## Requirements
Return every line of the data below that includes the string "title".

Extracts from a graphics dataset
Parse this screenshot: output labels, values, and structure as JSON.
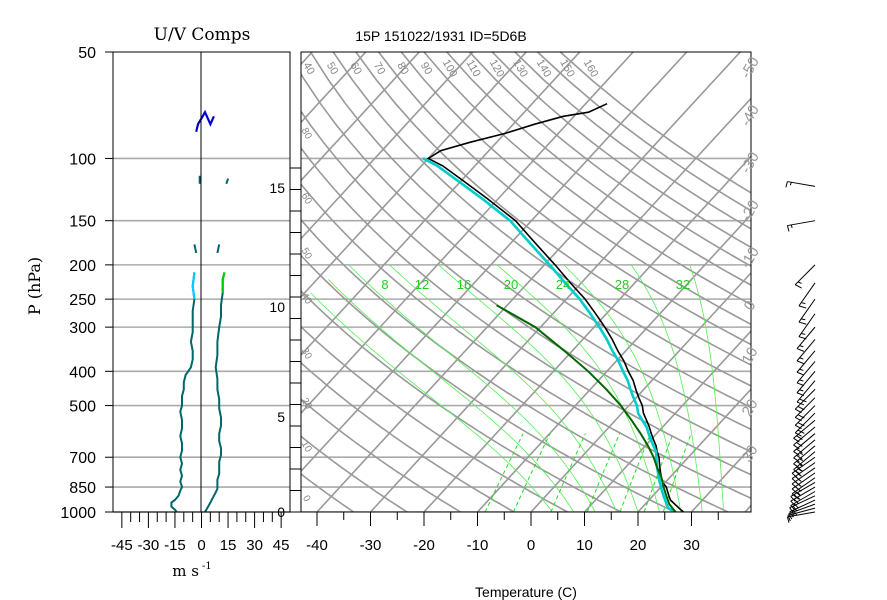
{
  "chart_data": [
    {
      "type": "line",
      "panel": "wind-components",
      "title": "U/V Comps",
      "xlabel": "m s",
      "xlabel_exponent": "-1",
      "ylabel": "P (hPa)",
      "xlim": [
        -50,
        50
      ],
      "x_ticks": [
        "-45",
        "-30",
        "-15",
        "0",
        "15",
        "30",
        "45"
      ],
      "y_scale": "log",
      "ylim": [
        1000,
        50
      ],
      "y_ticks": [
        "50",
        "100",
        "150",
        "200",
        "250",
        "300",
        "400",
        "500",
        "700",
        "850",
        "1000"
      ],
      "gridlines_p": [
        100,
        150,
        200,
        250,
        300,
        400,
        500,
        700,
        850,
        1000
      ],
      "series": [
        {
          "color": "#006666",
          "points": [
            [
              -14,
              1000
            ],
            [
              -15,
              985
            ],
            [
              -17,
              965
            ],
            [
              -17,
              940
            ],
            [
              -15,
              925
            ],
            [
              -13,
              900
            ],
            [
              -12,
              870
            ],
            [
              -11,
              850
            ],
            [
              -12,
              820
            ],
            [
              -11,
              790
            ],
            [
              -12,
              760
            ],
            [
              -11,
              730
            ],
            [
              -12,
              700
            ],
            [
              -11,
              670
            ],
            [
              -11,
              640
            ],
            [
              -12,
              610
            ],
            [
              -11,
              580
            ],
            [
              -11,
              550
            ],
            [
              -12,
              520
            ],
            [
              -11,
              500
            ],
            [
              -11,
              470
            ],
            [
              -10,
              450
            ],
            [
              -10,
              430
            ],
            [
              -9,
              410
            ],
            [
              -6,
              390
            ],
            [
              -5,
              370
            ],
            [
              -5,
              350
            ],
            [
              -6,
              330
            ],
            [
              -5,
              310
            ],
            [
              -5,
              290
            ],
            [
              -5,
              270
            ],
            [
              -4,
              250
            ],
            [
              -5,
              230
            ],
            [
              -4,
              210
            ]
          ]
        },
        {
          "color": "#006666",
          "points": [
            [
              2,
              1000
            ],
            [
              3,
              980
            ],
            [
              4,
              960
            ],
            [
              5,
              940
            ],
            [
              6,
              920
            ],
            [
              7,
              900
            ],
            [
              8,
              880
            ],
            [
              9,
              860
            ],
            [
              9,
              840
            ],
            [
              9,
              810
            ],
            [
              10,
              780
            ],
            [
              10,
              750
            ],
            [
              10,
              720
            ],
            [
              11,
              690
            ],
            [
              11,
              660
            ],
            [
              10,
              630
            ],
            [
              10,
              600
            ],
            [
              11,
              570
            ],
            [
              11,
              540
            ],
            [
              10,
              510
            ],
            [
              10,
              480
            ],
            [
              9,
              450
            ],
            [
              9,
              420
            ],
            [
              8,
              390
            ],
            [
              9,
              360
            ],
            [
              9,
              330
            ],
            [
              10,
              300
            ],
            [
              11,
              280
            ],
            [
              11,
              260
            ],
            [
              12,
              240
            ],
            [
              12,
              220
            ],
            [
              13,
              210
            ]
          ]
        },
        {
          "color": "#00ccff",
          "points": [
            [
              -4,
              250
            ],
            [
              -5,
              230
            ],
            [
              -4,
              210
            ]
          ]
        },
        {
          "color": "#00cc00",
          "points": [
            [
              12,
              240
            ],
            [
              12,
              220
            ],
            [
              13,
              210
            ]
          ]
        },
        {
          "color": "#006666",
          "points": [
            [
              -3,
              185
            ],
            [
              -4,
              175
            ]
          ]
        },
        {
          "color": "#006666",
          "points": [
            [
              9,
              185
            ],
            [
              10,
              175
            ]
          ]
        },
        {
          "color": "#006666",
          "points": [
            [
              -1,
              118
            ],
            [
              -1,
              112
            ]
          ]
        },
        {
          "color": "#006666",
          "points": [
            [
              14,
              118
            ],
            [
              15,
              114
            ]
          ]
        },
        {
          "color": "#0000cc",
          "points": [
            [
              -3,
              84
            ],
            [
              -2,
              80
            ],
            [
              0,
              77
            ],
            [
              2,
              74
            ],
            [
              5,
              80
            ],
            [
              7,
              76
            ]
          ]
        }
      ]
    },
    {
      "type": "line",
      "panel": "skew-t",
      "title": "15P 151022/1931 ID=5D6B",
      "xlabel": "Temperature (C)",
      "x_ticks": [
        "-40",
        "-30",
        "-20",
        "-10",
        "0",
        "10",
        "20",
        "30"
      ],
      "height_ticks": [
        "0",
        "5",
        "10",
        "15"
      ],
      "height_units": "km",
      "dry_adiabat_labels": [
        "-40",
        "-30",
        "-20",
        "-10",
        "0",
        "10",
        "20",
        "30",
        "40",
        "50"
      ],
      "mixing_ratio_labels": [
        "0",
        "0",
        "0",
        "0",
        "0",
        "0",
        "0"
      ],
      "isotherm_labels": [
        "40",
        "50",
        "60",
        "70",
        "80",
        "90",
        "100",
        "110",
        "120",
        "130",
        "140",
        "150",
        "160"
      ],
      "adiabat_labels": [
        "8",
        "12",
        "16",
        "20",
        "24",
        "28",
        "32"
      ],
      "moist_adiabat_colors": {
        "dry": "#999999",
        "moist": "#00ff00"
      },
      "series": [
        {
          "name": "temperature",
          "color": "#000000",
          "points": [
            [
              28.5,
              1000
            ],
            [
              27,
              975
            ],
            [
              25.5,
              950
            ],
            [
              24,
              925
            ],
            [
              23,
              900
            ],
            [
              22,
              875
            ],
            [
              21,
              850
            ],
            [
              19.5,
              825
            ],
            [
              18.5,
              800
            ],
            [
              17.5,
              775
            ],
            [
              16.5,
              750
            ],
            [
              15.5,
              725
            ],
            [
              14.5,
              700
            ],
            [
              13.2,
              675
            ],
            [
              12,
              650
            ],
            [
              10.5,
              625
            ],
            [
              9,
              600
            ],
            [
              7.5,
              575
            ],
            [
              5.8,
              550
            ],
            [
              4,
              525
            ],
            [
              2.5,
              500
            ],
            [
              0.5,
              475
            ],
            [
              -1.5,
              450
            ],
            [
              -3.5,
              425
            ],
            [
              -6,
              400
            ],
            [
              -8.5,
              375
            ],
            [
              -11.5,
              350
            ],
            [
              -14.5,
              325
            ],
            [
              -18,
              300
            ],
            [
              -22,
              275
            ],
            [
              -26.5,
              250
            ],
            [
              -32,
              225
            ],
            [
              -38,
              200
            ],
            [
              -45,
              175
            ],
            [
              -53,
              150
            ],
            [
              -62,
              130
            ],
            [
              -70,
              115
            ],
            [
              -76,
              105
            ],
            [
              -80,
              100
            ],
            [
              -79,
              95
            ],
            [
              -75,
              90
            ],
            [
              -70,
              85
            ],
            [
              -66,
              80
            ],
            [
              -62,
              76
            ],
            [
              -58,
              74
            ],
            [
              -56,
              70
            ]
          ]
        },
        {
          "name": "dewpoint",
          "color": "#00cccc",
          "points": [
            [
              27,
              1000
            ],
            [
              25,
              975
            ],
            [
              24,
              950
            ],
            [
              23,
              925
            ],
            [
              22,
              900
            ],
            [
              21,
              875
            ],
            [
              20,
              850
            ],
            [
              19,
              825
            ],
            [
              18,
              800
            ],
            [
              17,
              775
            ],
            [
              16,
              750
            ],
            [
              15,
              725
            ],
            [
              14,
              700
            ],
            [
              13,
              675
            ],
            [
              11.5,
              650
            ],
            [
              10,
              625
            ],
            [
              8.5,
              600
            ],
            [
              7,
              575
            ],
            [
              5,
              550
            ],
            [
              3,
              525
            ],
            [
              1.5,
              500
            ],
            [
              -0.5,
              475
            ],
            [
              -2.5,
              450
            ],
            [
              -4.5,
              425
            ],
            [
              -7,
              400
            ],
            [
              -9.5,
              375
            ],
            [
              -12.5,
              350
            ],
            [
              -15.5,
              325
            ],
            [
              -19,
              300
            ],
            [
              -23,
              275
            ],
            [
              -27.5,
              250
            ],
            [
              -33,
              225
            ],
            [
              -39,
              200
            ],
            [
              -46,
              175
            ],
            [
              -54,
              150
            ],
            [
              -63,
              130
            ],
            [
              -71,
              115
            ],
            [
              -77,
              105
            ],
            [
              -81,
              100
            ]
          ]
        },
        {
          "name": "parcel",
          "color": "#006600",
          "points": [
            [
              27,
              1000
            ],
            [
              24.5,
              950
            ],
            [
              22.5,
              900
            ],
            [
              20.5,
              850
            ],
            [
              18.5,
              800
            ],
            [
              16,
              750
            ],
            [
              13.5,
              700
            ],
            [
              10.5,
              650
            ],
            [
              7,
              600
            ],
            [
              3,
              550
            ],
            [
              -1.5,
              500
            ],
            [
              -7,
              450
            ],
            [
              -13.5,
              400
            ],
            [
              -21.5,
              350
            ],
            [
              -31,
              300
            ],
            [
              -42,
              260
            ]
          ]
        }
      ]
    }
  ],
  "wind_barbs": [
    {
      "p": 1000,
      "speed_kt": 10,
      "dir_deg": 100
    },
    {
      "p": 975,
      "speed_kt": 15,
      "dir_deg": 105
    },
    {
      "p": 950,
      "speed_kt": 15,
      "dir_deg": 110
    },
    {
      "p": 925,
      "speed_kt": 20,
      "dir_deg": 115
    },
    {
      "p": 900,
      "speed_kt": 20,
      "dir_deg": 115
    },
    {
      "p": 875,
      "speed_kt": 20,
      "dir_deg": 120
    },
    {
      "p": 850,
      "speed_kt": 25,
      "dir_deg": 120
    },
    {
      "p": 825,
      "speed_kt": 25,
      "dir_deg": 120
    },
    {
      "p": 800,
      "speed_kt": 25,
      "dir_deg": 125
    },
    {
      "p": 775,
      "speed_kt": 25,
      "dir_deg": 125
    },
    {
      "p": 750,
      "speed_kt": 25,
      "dir_deg": 125
    },
    {
      "p": 725,
      "speed_kt": 25,
      "dir_deg": 125
    },
    {
      "p": 700,
      "speed_kt": 25,
      "dir_deg": 125
    },
    {
      "p": 675,
      "speed_kt": 25,
      "dir_deg": 130
    },
    {
      "p": 650,
      "speed_kt": 25,
      "dir_deg": 130
    },
    {
      "p": 625,
      "speed_kt": 25,
      "dir_deg": 130
    },
    {
      "p": 600,
      "speed_kt": 20,
      "dir_deg": 130
    },
    {
      "p": 575,
      "speed_kt": 20,
      "dir_deg": 130
    },
    {
      "p": 550,
      "speed_kt": 20,
      "dir_deg": 130
    },
    {
      "p": 525,
      "speed_kt": 20,
      "dir_deg": 135
    },
    {
      "p": 500,
      "speed_kt": 20,
      "dir_deg": 135
    },
    {
      "p": 475,
      "speed_kt": 20,
      "dir_deg": 135
    },
    {
      "p": 450,
      "speed_kt": 20,
      "dir_deg": 135
    },
    {
      "p": 425,
      "speed_kt": 20,
      "dir_deg": 140
    },
    {
      "p": 400,
      "speed_kt": 15,
      "dir_deg": 140
    },
    {
      "p": 375,
      "speed_kt": 15,
      "dir_deg": 140
    },
    {
      "p": 350,
      "speed_kt": 15,
      "dir_deg": 140
    },
    {
      "p": 325,
      "speed_kt": 15,
      "dir_deg": 140
    },
    {
      "p": 300,
      "speed_kt": 15,
      "dir_deg": 140
    },
    {
      "p": 275,
      "speed_kt": 15,
      "dir_deg": 145
    },
    {
      "p": 250,
      "speed_kt": 15,
      "dir_deg": 145
    },
    {
      "p": 225,
      "speed_kt": 15,
      "dir_deg": 145
    },
    {
      "p": 200,
      "speed_kt": 15,
      "dir_deg": 135
    },
    {
      "p": 150,
      "speed_kt": 15,
      "dir_deg": 100
    },
    {
      "p": 120,
      "speed_kt": 15,
      "dir_deg": 80
    }
  ]
}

## Expected answer
      "title": "U/V Comps",
      "title": "15P 151022/1931 ID=5D6B",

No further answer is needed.